_Direction_
Search the material for the string "sein" and copy each line where it occurs.

-- Start of Excerpted records --

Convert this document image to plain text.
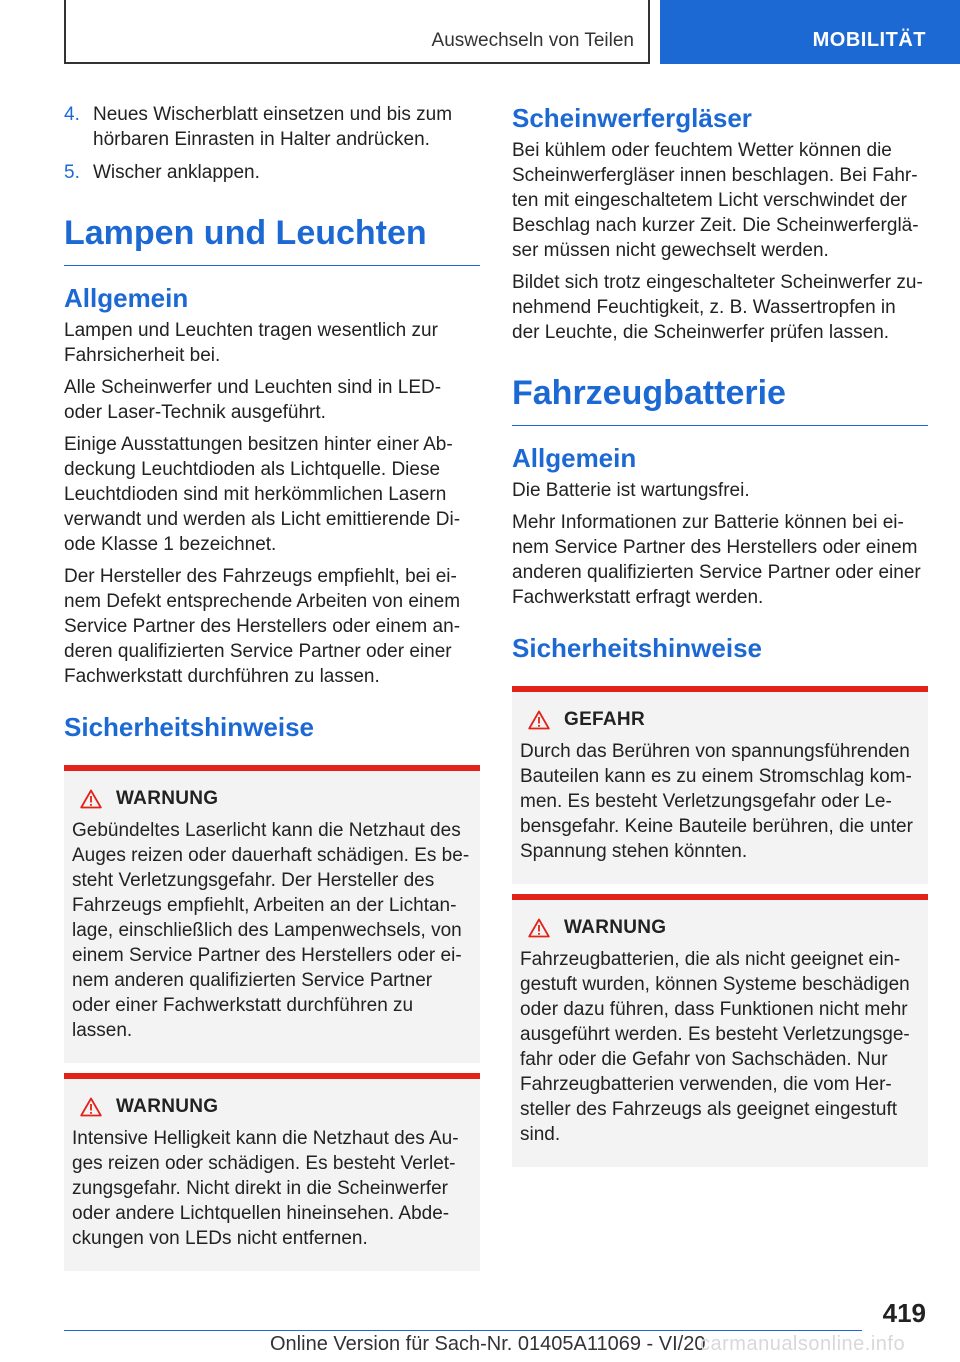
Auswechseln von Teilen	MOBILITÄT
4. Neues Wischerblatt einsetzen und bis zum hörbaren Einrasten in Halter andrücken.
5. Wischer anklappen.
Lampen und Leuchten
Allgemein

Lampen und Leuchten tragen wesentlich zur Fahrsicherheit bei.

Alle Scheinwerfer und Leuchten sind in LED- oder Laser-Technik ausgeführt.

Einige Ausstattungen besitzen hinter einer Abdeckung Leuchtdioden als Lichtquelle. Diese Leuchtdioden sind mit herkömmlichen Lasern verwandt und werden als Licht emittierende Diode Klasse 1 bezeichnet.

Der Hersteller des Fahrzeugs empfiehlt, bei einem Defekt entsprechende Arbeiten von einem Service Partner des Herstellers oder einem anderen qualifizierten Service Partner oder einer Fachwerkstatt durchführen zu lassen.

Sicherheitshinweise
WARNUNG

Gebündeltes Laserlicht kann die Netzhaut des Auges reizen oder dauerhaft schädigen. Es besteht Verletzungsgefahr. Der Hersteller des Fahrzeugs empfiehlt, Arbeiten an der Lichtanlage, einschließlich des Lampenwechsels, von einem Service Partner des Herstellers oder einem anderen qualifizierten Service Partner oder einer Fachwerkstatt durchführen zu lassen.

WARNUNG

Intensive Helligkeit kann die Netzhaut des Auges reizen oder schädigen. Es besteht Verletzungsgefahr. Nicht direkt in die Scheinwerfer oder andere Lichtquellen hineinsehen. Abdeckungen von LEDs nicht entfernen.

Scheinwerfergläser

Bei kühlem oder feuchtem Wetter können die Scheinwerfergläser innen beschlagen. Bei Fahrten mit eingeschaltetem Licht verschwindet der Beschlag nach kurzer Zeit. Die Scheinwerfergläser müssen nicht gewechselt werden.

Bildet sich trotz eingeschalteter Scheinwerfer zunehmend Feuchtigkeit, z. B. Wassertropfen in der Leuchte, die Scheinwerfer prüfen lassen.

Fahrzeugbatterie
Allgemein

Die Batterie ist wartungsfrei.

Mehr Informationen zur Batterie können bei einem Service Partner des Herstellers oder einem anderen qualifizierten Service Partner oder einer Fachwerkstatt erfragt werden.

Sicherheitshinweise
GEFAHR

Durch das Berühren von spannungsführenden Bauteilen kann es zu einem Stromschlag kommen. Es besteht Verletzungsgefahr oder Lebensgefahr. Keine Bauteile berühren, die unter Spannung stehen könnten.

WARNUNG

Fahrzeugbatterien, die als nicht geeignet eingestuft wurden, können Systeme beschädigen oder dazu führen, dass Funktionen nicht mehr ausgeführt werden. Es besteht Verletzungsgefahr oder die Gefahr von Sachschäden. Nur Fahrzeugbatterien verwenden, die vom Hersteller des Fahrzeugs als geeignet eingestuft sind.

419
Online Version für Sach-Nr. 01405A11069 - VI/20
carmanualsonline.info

-- End of Excerpted records --
-- Start of Excerpted records --

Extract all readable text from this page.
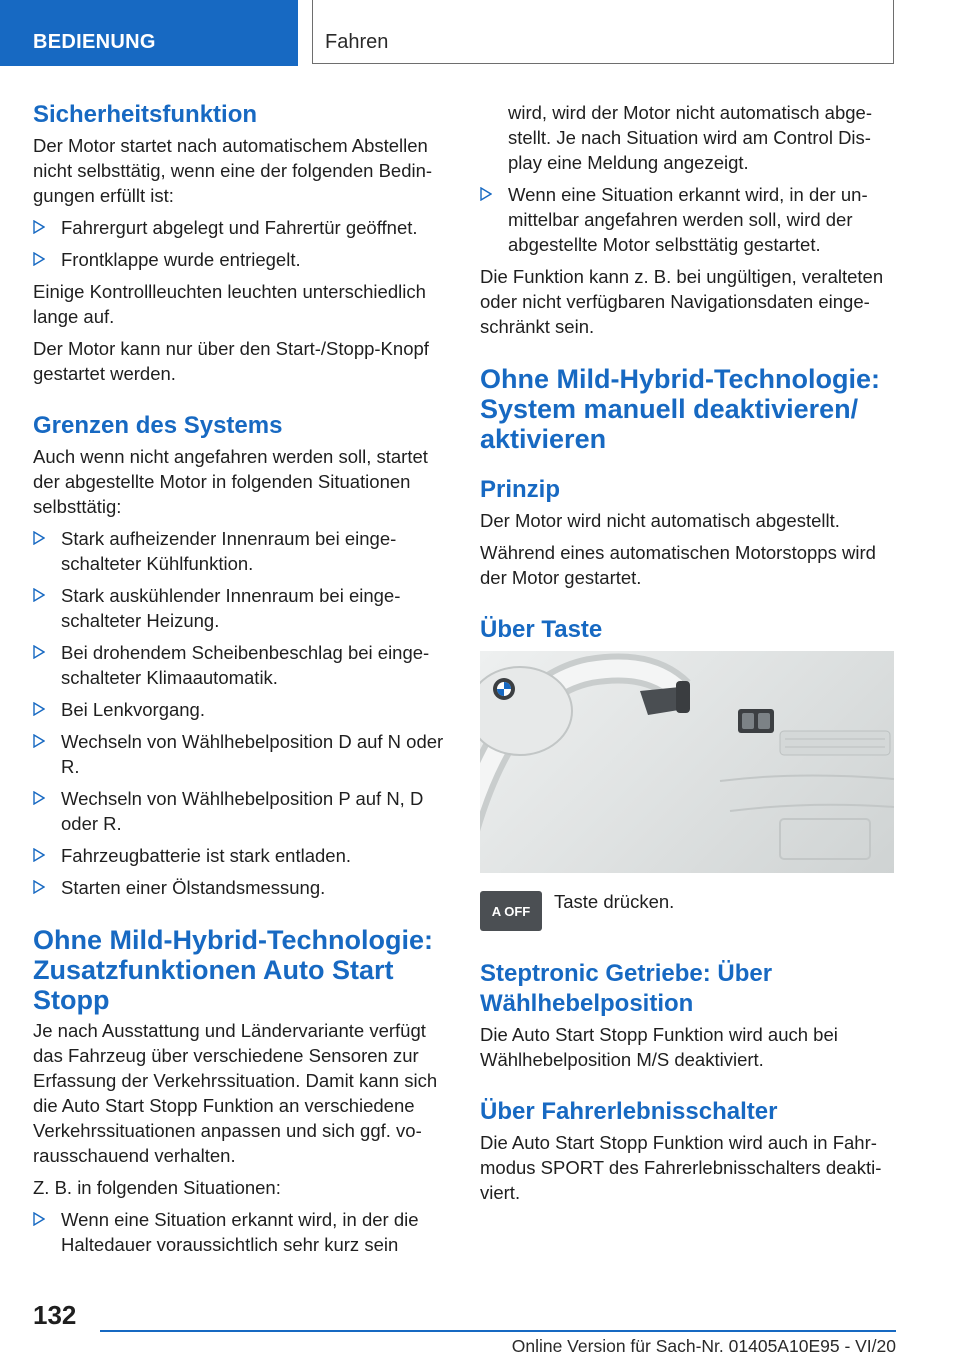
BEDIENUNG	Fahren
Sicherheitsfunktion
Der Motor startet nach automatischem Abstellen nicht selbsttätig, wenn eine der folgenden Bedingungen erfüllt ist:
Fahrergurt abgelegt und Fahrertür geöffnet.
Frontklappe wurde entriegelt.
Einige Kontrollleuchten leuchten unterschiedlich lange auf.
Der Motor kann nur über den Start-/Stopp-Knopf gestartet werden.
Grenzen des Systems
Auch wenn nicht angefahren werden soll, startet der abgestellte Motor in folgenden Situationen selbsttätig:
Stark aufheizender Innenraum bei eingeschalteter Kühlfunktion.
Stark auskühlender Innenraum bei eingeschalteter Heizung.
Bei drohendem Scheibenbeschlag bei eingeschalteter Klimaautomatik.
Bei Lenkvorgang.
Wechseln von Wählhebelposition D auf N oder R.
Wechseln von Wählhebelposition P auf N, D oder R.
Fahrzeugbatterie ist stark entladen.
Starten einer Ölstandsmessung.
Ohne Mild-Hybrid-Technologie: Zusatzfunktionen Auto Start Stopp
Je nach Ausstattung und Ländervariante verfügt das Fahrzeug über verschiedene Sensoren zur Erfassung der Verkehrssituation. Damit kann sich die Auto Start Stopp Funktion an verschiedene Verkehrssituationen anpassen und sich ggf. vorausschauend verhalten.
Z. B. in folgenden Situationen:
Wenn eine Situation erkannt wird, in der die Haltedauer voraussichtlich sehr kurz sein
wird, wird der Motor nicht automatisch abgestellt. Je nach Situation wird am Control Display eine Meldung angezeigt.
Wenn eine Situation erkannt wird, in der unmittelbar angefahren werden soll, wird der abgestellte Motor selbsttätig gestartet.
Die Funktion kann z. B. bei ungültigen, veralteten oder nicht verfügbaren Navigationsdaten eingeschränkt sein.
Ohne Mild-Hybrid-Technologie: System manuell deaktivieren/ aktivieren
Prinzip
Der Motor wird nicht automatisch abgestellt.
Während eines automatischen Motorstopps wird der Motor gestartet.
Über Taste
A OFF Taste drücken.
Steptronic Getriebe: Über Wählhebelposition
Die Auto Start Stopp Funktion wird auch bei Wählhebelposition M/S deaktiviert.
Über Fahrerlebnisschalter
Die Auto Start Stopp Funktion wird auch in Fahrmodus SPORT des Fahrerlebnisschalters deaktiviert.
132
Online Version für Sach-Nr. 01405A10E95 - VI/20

-- End of Excerpted records --

_Solution to this problem_
Wenn eine Situation erkannt wird, in der die Haltedauer voraussichtlich sehr kurz sein
Die Funktion kann z. B. bei ungültigen, veralteten oder nicht verfügbaren Navigationsdaten eingeschränkt sein.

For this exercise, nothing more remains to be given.